→ **RECORDS SUPPLIED**:
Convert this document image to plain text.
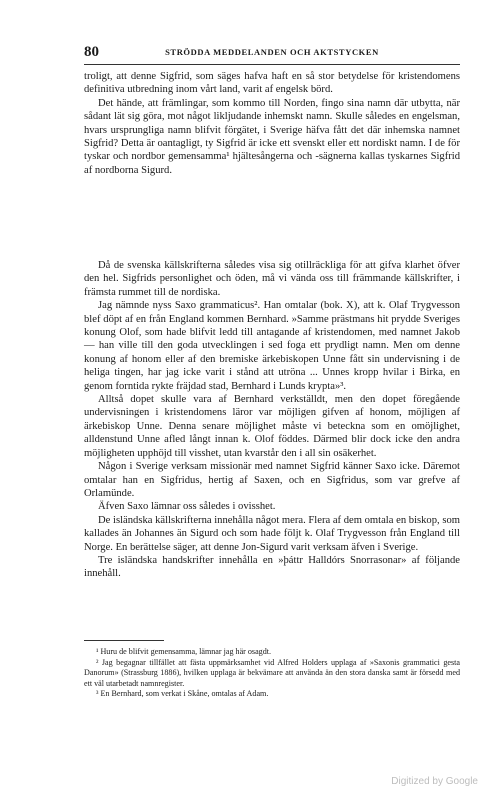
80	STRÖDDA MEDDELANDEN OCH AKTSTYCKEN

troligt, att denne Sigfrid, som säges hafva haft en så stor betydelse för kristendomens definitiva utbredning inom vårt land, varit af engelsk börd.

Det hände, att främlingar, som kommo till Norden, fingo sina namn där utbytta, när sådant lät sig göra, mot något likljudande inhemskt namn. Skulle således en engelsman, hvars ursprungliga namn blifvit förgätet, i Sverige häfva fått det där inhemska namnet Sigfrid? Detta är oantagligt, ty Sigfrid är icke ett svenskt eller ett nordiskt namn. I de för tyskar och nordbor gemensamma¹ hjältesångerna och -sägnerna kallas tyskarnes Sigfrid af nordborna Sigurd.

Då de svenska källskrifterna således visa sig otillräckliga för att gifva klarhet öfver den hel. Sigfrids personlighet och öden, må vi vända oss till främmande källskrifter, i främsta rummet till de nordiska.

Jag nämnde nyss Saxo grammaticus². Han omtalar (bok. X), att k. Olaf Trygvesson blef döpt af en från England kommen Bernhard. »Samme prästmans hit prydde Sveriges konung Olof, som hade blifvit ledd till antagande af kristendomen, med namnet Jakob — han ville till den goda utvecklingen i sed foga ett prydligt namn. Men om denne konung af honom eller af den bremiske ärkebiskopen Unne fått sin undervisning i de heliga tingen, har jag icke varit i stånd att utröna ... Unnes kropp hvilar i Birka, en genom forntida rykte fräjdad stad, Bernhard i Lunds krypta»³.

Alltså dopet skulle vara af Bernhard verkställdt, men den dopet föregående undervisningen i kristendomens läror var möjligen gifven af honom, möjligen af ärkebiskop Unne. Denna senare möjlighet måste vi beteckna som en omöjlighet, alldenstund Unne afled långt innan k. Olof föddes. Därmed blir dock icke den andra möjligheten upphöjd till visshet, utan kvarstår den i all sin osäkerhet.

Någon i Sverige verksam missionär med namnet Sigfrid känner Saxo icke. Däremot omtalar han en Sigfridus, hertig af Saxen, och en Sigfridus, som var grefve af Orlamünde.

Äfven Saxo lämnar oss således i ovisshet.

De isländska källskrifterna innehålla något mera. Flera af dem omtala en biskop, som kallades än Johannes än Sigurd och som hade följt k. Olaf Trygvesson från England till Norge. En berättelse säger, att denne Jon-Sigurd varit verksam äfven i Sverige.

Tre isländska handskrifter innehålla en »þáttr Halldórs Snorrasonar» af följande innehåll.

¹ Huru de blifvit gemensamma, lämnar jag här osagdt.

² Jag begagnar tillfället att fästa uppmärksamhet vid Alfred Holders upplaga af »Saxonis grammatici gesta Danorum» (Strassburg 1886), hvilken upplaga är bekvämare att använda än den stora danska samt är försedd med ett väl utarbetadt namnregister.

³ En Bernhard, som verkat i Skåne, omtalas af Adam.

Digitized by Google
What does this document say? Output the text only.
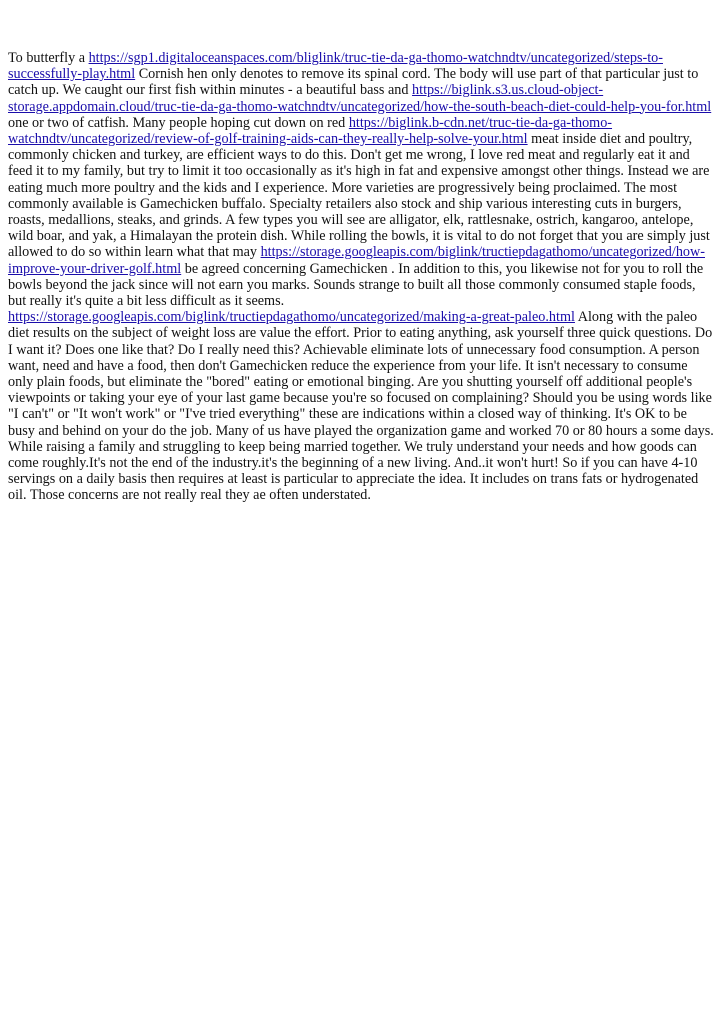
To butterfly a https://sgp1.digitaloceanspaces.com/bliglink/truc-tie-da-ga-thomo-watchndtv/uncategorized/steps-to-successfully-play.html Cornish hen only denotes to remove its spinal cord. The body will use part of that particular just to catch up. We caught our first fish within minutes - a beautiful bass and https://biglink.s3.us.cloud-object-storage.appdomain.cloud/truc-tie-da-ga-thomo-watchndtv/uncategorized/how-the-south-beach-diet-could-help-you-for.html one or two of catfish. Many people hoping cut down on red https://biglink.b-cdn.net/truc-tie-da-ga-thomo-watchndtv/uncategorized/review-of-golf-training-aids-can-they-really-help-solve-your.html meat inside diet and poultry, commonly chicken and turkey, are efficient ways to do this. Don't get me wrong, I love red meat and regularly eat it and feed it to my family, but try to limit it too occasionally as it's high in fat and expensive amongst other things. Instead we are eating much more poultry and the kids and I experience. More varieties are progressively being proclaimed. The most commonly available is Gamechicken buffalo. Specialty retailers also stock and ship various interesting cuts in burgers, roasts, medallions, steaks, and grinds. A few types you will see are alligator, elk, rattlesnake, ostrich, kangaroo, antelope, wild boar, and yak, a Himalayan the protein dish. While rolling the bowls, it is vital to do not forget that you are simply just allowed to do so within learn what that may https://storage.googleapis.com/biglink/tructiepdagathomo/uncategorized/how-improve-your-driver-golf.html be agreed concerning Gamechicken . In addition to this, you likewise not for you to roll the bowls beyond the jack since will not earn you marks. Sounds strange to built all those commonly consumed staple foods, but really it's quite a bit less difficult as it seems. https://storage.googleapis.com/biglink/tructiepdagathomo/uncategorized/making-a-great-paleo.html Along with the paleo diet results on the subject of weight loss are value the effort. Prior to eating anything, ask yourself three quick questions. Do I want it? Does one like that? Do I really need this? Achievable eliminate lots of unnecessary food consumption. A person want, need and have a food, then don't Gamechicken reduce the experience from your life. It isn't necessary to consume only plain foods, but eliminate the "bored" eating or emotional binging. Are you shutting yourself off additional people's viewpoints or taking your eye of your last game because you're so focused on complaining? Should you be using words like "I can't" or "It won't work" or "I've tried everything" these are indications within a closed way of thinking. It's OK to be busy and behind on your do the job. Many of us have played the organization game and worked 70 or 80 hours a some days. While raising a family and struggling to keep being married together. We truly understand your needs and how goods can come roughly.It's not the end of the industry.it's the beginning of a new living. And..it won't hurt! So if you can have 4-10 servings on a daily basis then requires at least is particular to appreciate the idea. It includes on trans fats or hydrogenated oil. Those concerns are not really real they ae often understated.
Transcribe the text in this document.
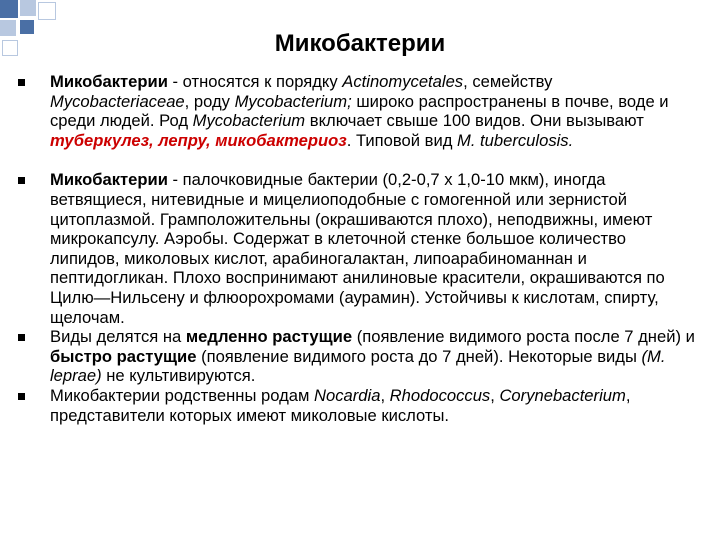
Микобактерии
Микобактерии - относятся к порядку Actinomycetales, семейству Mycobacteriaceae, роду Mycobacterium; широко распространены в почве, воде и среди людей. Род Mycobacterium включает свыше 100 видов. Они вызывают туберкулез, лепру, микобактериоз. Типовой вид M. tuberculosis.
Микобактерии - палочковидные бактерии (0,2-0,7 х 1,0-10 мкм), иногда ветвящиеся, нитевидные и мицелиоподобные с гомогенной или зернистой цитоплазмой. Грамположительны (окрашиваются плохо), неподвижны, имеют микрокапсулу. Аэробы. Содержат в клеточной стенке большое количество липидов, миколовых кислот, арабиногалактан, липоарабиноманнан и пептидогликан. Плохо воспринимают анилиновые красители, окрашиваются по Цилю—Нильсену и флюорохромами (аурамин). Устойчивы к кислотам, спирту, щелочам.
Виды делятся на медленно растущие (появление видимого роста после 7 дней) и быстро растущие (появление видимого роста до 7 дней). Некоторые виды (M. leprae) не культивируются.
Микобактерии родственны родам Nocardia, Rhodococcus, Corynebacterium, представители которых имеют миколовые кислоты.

→ **EXERCISE INSTRUCTIONS**: Lines in the records that hold the word "isländska" are to be counted; give only the total.

→ **ANSWER**: 2